--- start WORKING DATA ---

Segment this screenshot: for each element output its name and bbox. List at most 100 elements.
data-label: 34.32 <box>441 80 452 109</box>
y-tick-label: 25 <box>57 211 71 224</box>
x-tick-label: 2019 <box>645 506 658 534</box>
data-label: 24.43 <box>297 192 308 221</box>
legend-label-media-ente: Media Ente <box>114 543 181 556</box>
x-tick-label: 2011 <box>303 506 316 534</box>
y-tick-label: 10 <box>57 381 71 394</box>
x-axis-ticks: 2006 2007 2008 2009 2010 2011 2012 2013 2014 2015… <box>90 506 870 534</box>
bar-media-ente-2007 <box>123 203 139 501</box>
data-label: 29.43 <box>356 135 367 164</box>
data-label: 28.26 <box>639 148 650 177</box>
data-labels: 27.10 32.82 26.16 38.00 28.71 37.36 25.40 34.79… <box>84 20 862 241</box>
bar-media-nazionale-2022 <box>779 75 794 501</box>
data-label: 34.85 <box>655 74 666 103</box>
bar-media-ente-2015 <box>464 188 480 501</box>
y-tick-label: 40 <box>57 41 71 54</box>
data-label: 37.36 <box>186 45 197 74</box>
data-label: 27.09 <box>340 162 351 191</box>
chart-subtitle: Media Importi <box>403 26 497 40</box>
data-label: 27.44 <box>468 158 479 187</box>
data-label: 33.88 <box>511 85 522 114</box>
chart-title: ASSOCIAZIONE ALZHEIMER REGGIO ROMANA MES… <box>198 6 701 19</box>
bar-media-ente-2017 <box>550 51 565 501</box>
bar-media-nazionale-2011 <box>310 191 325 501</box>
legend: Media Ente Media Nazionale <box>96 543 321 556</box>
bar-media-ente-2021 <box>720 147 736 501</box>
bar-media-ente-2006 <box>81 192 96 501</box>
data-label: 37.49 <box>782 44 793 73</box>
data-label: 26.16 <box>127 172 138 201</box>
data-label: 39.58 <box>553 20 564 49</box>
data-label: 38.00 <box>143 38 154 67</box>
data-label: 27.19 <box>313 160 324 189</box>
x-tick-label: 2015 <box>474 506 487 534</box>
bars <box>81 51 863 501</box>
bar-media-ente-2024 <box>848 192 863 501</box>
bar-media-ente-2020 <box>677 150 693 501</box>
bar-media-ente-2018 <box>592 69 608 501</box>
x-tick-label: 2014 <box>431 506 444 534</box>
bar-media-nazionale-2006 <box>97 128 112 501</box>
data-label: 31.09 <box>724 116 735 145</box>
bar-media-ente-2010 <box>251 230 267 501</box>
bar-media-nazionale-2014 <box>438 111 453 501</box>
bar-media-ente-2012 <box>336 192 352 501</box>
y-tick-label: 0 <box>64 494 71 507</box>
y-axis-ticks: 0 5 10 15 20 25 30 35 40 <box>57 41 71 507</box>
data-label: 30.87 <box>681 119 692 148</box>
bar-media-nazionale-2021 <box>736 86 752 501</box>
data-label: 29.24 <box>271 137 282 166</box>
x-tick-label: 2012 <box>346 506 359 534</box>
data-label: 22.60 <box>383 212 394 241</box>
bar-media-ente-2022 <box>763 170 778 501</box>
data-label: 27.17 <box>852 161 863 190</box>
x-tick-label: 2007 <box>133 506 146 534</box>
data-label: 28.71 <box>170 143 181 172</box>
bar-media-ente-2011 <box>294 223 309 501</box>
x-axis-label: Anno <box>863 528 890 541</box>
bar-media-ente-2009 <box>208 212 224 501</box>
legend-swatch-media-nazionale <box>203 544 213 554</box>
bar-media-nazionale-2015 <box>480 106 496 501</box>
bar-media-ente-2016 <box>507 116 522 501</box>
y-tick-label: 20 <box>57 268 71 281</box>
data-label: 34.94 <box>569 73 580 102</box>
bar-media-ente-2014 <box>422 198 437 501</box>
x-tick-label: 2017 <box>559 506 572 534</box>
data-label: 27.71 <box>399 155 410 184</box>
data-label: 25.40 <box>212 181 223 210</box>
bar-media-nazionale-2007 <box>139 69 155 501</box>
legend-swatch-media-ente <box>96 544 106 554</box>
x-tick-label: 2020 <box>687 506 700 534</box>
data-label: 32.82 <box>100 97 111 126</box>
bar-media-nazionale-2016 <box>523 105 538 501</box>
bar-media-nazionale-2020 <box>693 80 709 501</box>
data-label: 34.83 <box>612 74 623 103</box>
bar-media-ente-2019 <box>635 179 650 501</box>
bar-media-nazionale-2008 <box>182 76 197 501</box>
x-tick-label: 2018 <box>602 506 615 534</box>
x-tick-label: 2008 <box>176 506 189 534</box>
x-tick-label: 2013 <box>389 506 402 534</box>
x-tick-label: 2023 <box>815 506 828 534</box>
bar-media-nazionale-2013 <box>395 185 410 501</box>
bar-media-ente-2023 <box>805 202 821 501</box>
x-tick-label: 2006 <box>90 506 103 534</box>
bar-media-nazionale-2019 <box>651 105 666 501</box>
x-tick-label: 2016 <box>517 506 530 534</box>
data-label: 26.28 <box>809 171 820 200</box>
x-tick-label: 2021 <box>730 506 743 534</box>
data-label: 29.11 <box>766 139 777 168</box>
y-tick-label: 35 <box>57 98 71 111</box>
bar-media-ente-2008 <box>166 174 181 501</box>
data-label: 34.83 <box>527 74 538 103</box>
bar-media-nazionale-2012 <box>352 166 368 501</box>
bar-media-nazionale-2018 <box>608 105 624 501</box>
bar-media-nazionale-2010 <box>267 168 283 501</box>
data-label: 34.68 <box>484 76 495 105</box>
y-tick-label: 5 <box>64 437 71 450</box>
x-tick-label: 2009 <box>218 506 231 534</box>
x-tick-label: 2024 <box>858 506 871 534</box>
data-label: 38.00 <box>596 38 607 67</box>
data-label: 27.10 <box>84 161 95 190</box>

--- end WORKING DATA ---

» **WHAT YOU HAVE TO DO**: Rewrite the data above with every "x-tick-label" replaced by "x-axis-label", keeping everything else the same.

» **TASK SOLUTION**:
Segment this screenshot: for each element output its name and bbox. List at most 100 elements.
data-label: 34.32 <box>441 80 452 109</box>
y-tick-label: 25 <box>57 211 71 224</box>
x-axis-label: 2019 <box>645 506 658 534</box>
data-label: 24.43 <box>297 192 308 221</box>
legend-label-media-ente: Media Ente <box>114 543 181 556</box>
x-axis-label: 2011 <box>303 506 316 534</box>
y-tick-label: 10 <box>57 381 71 394</box>
x-axis-ticks: 2006 2007 2008 2009 2010 2011 2012 2013 2014 2015… <box>90 506 870 534</box>
bar-media-ente-2007 <box>123 203 139 501</box>
data-label: 29.43 <box>356 135 367 164</box>
data-label: 28.26 <box>639 148 650 177</box>
data-labels: 27.10 32.82 26.16 38.00 28.71 37.36 25.40 34.79… <box>84 20 862 241</box>
bar-media-nazionale-2022 <box>779 75 794 501</box>
data-label: 34.85 <box>655 74 666 103</box>
bar-media-ente-2015 <box>464 188 480 501</box>
y-tick-label: 40 <box>57 41 71 54</box>
data-label: 37.36 <box>186 45 197 74</box>
data-label: 27.09 <box>340 162 351 191</box>
chart-subtitle: Media Importi <box>403 26 497 40</box>
data-label: 27.44 <box>468 158 479 187</box>
data-label: 33.88 <box>511 85 522 114</box>
chart-title: ASSOCIAZIONE ALZHEIMER REGGIO ROMANA MES… <box>198 6 701 19</box>
bar-media-ente-2017 <box>550 51 565 501</box>
bar-media-nazionale-2011 <box>310 191 325 501</box>
legend: Media Ente Media Nazionale <box>96 543 321 556</box>
bar-media-ente-2021 <box>720 147 736 501</box>
bar-media-ente-2006 <box>81 192 96 501</box>
data-label: 37.49 <box>782 44 793 73</box>
data-label: 26.16 <box>127 172 138 201</box>
data-label: 39.58 <box>553 20 564 49</box>
data-label: 38.00 <box>143 38 154 67</box>
data-label: 27.19 <box>313 160 324 189</box>
x-axis-label: 2015 <box>474 506 487 534</box>
bars <box>81 51 863 501</box>
bar-media-ente-2024 <box>848 192 863 501</box>
bar-media-ente-2020 <box>677 150 693 501</box>
bar-media-ente-2018 <box>592 69 608 501</box>
x-axis-label: 2014 <box>431 506 444 534</box>
bar-media-nazionale-2006 <box>97 128 112 501</box>
data-label: 31.09 <box>724 116 735 145</box>
bar-media-ente-2010 <box>251 230 267 501</box>
bar-media-nazionale-2014 <box>438 111 453 501</box>
bar-media-ente-2012 <box>336 192 352 501</box>
y-tick-label: 0 <box>64 494 71 507</box>
y-axis-ticks: 0 5 10 15 20 25 30 35 40 <box>57 41 71 507</box>
data-label: 30.87 <box>681 119 692 148</box>
bar-media-nazionale-2021 <box>736 86 752 501</box>
data-label: 29.24 <box>271 137 282 166</box>
x-axis-label: 2012 <box>346 506 359 534</box>
data-label: 22.60 <box>383 212 394 241</box>
bar-media-ente-2022 <box>763 170 778 501</box>
data-label: 27.17 <box>852 161 863 190</box>
x-axis-label: 2007 <box>133 506 146 534</box>
data-label: 28.71 <box>170 143 181 172</box>
bar-media-ente-2011 <box>294 223 309 501</box>
x-axis-label: Anno <box>863 528 890 541</box>
bar-media-ente-2009 <box>208 212 224 501</box>
legend-swatch-media-nazionale <box>203 544 213 554</box>
bar-media-nazionale-2015 <box>480 106 496 501</box>
bar-media-ente-2016 <box>507 116 522 501</box>
y-tick-label: 20 <box>57 268 71 281</box>
data-label: 34.94 <box>569 73 580 102</box>
bar-media-ente-2014 <box>422 198 437 501</box>
x-axis-label: 2017 <box>559 506 572 534</box>
data-label: 27.71 <box>399 155 410 184</box>
data-label: 25.40 <box>212 181 223 210</box>
bar-media-nazionale-2007 <box>139 69 155 501</box>
legend-swatch-media-ente <box>96 544 106 554</box>
x-axis-label: 2020 <box>687 506 700 534</box>
data-label: 32.82 <box>100 97 111 126</box>
bar-media-nazionale-2016 <box>523 105 538 501</box>
bar-media-nazionale-2020 <box>693 80 709 501</box>
data-label: 34.83 <box>612 74 623 103</box>
bar-media-ente-2019 <box>635 179 650 501</box>
bar-media-nazionale-2008 <box>182 76 197 501</box>
x-axis-label: 2018 <box>602 506 615 534</box>
x-axis-label: 2008 <box>176 506 189 534</box>
x-axis-label: 2013 <box>389 506 402 534</box>
x-axis-label: 2023 <box>815 506 828 534</box>
bar-media-nazionale-2013 <box>395 185 410 501</box>
bar-media-ente-2023 <box>805 202 821 501</box>
x-axis-label: 2006 <box>90 506 103 534</box>
bar-media-nazionale-2019 <box>651 105 666 501</box>
x-axis-label: 2016 <box>517 506 530 534</box>
data-label: 26.28 <box>809 171 820 200</box>
x-axis-label: 2021 <box>730 506 743 534</box>
data-label: 29.11 <box>766 139 777 168</box>
y-tick-label: 35 <box>57 98 71 111</box>
bar-media-ente-2008 <box>166 174 181 501</box>
data-label: 34.83 <box>527 74 538 103</box>
bar-media-nazionale-2012 <box>352 166 368 501</box>
bar-media-nazionale-2018 <box>608 105 624 501</box>
bar-media-nazionale-2010 <box>267 168 283 501</box>
data-label: 34.68 <box>484 76 495 105</box>
y-tick-label: 5 <box>64 437 71 450</box>
x-axis-label: 2009 <box>218 506 231 534</box>
x-axis-label: 2024 <box>858 506 871 534</box>
data-label: 38.00 <box>596 38 607 67</box>
data-label: 27.10 <box>84 161 95 190</box>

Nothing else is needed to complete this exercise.